Task input |

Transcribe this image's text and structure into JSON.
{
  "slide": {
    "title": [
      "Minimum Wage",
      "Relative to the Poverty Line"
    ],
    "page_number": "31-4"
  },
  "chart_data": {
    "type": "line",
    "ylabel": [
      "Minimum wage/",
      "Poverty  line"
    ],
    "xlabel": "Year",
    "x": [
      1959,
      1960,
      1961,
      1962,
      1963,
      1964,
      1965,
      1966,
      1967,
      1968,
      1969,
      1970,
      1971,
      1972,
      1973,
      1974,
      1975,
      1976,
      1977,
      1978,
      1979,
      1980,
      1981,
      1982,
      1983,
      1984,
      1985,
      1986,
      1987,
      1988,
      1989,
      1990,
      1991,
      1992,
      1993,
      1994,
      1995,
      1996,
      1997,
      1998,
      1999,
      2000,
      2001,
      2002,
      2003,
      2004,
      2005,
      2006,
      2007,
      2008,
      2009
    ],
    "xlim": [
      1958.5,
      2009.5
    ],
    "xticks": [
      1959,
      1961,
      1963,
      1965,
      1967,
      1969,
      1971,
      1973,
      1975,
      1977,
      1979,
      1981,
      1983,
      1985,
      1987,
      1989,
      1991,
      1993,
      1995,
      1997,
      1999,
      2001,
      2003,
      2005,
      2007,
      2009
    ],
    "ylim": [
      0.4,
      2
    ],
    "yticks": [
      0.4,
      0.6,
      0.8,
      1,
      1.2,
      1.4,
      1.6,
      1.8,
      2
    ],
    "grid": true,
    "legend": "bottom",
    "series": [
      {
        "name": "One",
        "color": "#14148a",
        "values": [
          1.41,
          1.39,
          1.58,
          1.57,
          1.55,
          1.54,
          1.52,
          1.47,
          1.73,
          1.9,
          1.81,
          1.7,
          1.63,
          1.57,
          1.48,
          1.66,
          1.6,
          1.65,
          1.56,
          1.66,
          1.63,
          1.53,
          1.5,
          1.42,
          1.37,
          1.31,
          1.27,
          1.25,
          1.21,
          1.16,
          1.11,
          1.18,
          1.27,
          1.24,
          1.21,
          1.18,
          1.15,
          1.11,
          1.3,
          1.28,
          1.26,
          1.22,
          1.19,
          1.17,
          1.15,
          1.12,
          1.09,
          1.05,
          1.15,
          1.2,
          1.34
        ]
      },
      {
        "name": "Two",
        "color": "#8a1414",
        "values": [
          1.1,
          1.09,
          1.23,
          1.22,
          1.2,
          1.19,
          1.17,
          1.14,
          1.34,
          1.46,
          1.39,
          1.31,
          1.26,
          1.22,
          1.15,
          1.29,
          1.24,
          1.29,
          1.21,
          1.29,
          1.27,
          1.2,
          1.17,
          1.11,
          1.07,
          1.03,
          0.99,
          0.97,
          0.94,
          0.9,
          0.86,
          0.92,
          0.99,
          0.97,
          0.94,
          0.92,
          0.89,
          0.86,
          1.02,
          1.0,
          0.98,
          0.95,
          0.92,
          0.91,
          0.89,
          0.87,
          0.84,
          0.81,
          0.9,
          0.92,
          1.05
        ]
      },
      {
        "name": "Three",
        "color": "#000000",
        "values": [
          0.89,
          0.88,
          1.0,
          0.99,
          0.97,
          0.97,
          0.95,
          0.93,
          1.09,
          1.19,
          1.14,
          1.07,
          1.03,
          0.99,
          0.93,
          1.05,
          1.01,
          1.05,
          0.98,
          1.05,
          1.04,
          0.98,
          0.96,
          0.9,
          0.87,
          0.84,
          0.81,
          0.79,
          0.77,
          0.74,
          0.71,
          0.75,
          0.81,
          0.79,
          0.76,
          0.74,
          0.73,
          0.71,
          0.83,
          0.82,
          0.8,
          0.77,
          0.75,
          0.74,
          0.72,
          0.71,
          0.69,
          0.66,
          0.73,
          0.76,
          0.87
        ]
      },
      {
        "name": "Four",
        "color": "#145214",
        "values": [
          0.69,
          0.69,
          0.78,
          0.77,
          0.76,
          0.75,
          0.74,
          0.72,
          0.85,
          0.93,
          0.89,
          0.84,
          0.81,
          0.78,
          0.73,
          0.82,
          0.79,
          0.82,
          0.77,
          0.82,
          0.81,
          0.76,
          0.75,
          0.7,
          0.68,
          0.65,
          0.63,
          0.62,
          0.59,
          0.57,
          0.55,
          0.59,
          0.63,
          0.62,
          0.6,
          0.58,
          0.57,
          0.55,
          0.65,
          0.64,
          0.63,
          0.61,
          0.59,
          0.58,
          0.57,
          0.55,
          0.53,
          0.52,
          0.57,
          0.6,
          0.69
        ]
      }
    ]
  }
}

Goal | Look above for every line with the word "color" and copy it.

Answer to the exercise |
        "color": "#14148a",
        "color": "#8a1414",
        "color": "#000000",
        "color": "#145214",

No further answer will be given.